┌─ DATASET ROWS

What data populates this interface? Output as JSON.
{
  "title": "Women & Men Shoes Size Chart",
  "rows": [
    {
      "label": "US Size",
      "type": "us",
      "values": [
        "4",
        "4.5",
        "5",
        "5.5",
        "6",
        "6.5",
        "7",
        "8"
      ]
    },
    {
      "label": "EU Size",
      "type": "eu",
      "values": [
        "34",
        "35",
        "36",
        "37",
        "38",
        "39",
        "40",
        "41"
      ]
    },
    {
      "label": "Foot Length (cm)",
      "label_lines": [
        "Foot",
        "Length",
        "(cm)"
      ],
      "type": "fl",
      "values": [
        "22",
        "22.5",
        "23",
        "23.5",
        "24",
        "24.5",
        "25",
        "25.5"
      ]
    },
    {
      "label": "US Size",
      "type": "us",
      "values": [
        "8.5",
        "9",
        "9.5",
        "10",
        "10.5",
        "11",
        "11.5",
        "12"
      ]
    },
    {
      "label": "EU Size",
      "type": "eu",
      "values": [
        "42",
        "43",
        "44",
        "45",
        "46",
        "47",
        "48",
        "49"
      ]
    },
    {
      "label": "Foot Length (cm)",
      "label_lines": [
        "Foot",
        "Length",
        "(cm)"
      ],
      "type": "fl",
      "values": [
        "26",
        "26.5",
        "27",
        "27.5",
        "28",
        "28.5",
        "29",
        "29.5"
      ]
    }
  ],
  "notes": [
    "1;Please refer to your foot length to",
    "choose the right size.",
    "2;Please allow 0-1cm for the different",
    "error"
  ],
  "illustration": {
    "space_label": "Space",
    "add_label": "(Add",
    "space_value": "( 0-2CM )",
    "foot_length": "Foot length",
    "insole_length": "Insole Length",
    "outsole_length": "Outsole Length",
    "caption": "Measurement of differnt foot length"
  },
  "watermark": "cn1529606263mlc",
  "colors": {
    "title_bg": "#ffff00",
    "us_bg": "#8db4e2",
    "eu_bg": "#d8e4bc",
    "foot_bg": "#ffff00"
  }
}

└─
┌─ DATASET ROWS

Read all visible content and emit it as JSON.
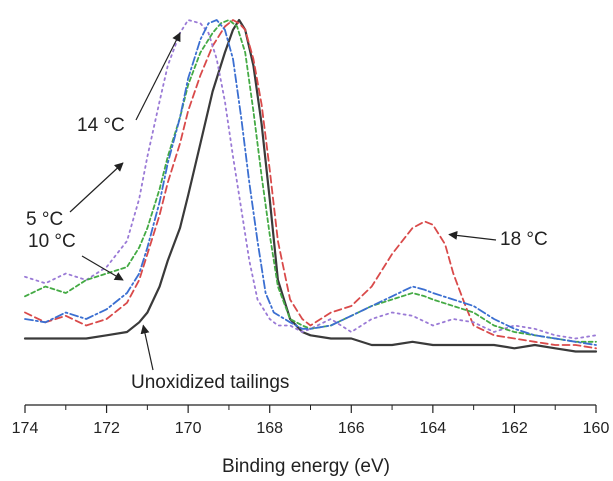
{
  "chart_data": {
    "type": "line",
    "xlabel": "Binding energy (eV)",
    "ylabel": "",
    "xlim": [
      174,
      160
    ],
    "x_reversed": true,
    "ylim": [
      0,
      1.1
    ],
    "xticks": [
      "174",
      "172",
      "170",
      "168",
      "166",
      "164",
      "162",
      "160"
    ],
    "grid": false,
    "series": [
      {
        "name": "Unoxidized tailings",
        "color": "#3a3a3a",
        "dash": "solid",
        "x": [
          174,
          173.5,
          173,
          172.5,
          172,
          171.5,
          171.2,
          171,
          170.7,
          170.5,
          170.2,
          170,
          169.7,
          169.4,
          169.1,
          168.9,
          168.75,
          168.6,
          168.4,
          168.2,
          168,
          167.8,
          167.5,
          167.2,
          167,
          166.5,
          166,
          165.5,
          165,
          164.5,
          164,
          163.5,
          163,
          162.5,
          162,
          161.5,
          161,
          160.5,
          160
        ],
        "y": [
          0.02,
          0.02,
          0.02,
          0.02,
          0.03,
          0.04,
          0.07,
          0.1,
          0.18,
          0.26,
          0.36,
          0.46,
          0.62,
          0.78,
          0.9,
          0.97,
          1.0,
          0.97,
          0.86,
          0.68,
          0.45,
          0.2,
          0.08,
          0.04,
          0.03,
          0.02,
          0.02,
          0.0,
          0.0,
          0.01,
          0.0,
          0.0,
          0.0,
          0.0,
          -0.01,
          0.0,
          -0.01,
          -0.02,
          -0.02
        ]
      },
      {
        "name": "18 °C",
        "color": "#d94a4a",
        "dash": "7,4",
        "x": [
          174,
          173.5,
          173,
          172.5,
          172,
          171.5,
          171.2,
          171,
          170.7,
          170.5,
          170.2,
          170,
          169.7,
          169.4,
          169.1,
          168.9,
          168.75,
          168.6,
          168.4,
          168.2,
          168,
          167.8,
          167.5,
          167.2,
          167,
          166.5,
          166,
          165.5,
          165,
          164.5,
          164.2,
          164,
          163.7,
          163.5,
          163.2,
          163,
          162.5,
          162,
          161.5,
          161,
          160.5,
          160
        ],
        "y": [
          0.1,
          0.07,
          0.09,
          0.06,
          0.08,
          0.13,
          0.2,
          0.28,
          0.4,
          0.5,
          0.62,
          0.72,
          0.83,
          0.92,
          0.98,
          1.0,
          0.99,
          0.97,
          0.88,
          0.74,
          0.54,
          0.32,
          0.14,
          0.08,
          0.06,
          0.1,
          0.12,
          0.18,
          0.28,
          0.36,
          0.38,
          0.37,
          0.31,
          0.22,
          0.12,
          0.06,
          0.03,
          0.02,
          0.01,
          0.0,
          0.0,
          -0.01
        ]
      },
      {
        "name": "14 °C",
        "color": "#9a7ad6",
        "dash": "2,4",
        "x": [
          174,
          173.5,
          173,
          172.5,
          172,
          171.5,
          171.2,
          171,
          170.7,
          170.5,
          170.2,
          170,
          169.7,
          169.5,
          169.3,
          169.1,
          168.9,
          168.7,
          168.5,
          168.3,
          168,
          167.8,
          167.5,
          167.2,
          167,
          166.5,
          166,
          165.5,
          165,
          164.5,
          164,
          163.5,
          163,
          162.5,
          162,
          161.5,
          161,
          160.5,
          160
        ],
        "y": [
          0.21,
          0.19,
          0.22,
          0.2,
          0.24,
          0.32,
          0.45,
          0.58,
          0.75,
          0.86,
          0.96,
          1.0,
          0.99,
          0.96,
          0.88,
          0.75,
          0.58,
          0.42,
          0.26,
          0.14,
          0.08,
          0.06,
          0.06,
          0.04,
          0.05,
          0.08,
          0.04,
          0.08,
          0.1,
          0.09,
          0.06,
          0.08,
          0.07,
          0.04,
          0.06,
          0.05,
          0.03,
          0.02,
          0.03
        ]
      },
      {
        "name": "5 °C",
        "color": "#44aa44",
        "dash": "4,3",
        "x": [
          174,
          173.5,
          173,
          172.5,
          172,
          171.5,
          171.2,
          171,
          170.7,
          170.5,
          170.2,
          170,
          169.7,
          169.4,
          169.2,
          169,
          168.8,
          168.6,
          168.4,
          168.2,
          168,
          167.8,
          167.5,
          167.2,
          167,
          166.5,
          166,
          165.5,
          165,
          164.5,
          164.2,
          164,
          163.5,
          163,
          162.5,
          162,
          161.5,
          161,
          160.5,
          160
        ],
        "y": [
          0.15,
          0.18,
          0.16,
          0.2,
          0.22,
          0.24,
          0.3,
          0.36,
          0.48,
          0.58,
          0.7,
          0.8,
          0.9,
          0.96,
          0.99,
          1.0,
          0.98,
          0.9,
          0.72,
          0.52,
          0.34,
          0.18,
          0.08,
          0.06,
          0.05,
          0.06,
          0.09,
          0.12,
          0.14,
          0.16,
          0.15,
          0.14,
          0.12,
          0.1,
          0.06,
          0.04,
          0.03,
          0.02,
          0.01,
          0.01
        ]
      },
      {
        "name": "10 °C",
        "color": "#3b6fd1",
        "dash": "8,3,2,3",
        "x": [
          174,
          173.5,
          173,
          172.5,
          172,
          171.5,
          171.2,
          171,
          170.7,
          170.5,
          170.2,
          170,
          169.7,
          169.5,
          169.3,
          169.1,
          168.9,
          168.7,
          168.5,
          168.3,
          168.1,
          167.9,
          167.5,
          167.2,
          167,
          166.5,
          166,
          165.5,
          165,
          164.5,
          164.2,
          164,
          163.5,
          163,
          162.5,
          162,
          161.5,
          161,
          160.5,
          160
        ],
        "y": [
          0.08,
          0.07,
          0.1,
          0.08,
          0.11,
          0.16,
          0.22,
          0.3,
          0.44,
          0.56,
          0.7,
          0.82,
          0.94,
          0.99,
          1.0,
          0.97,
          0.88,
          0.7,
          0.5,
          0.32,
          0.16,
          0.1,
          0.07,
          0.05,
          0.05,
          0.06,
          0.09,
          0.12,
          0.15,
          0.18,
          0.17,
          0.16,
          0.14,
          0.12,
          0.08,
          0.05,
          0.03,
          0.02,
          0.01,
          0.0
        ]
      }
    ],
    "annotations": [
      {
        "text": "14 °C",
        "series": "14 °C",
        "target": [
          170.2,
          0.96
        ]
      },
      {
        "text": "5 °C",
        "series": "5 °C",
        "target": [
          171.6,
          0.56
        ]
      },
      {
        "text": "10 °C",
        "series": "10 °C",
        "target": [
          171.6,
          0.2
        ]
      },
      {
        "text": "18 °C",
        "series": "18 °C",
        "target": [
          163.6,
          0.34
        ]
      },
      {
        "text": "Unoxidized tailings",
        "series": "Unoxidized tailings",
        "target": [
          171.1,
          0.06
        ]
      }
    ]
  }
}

└─

Out of the records, collect only those lines that contain the string "series".

COMPLETED EXERCISE:
    "series": [
        "series": "14 °C",
        "series": "5 °C",
        "series": "10 °C",
        "series": "18 °C",
        "series": "Unoxidized tailings",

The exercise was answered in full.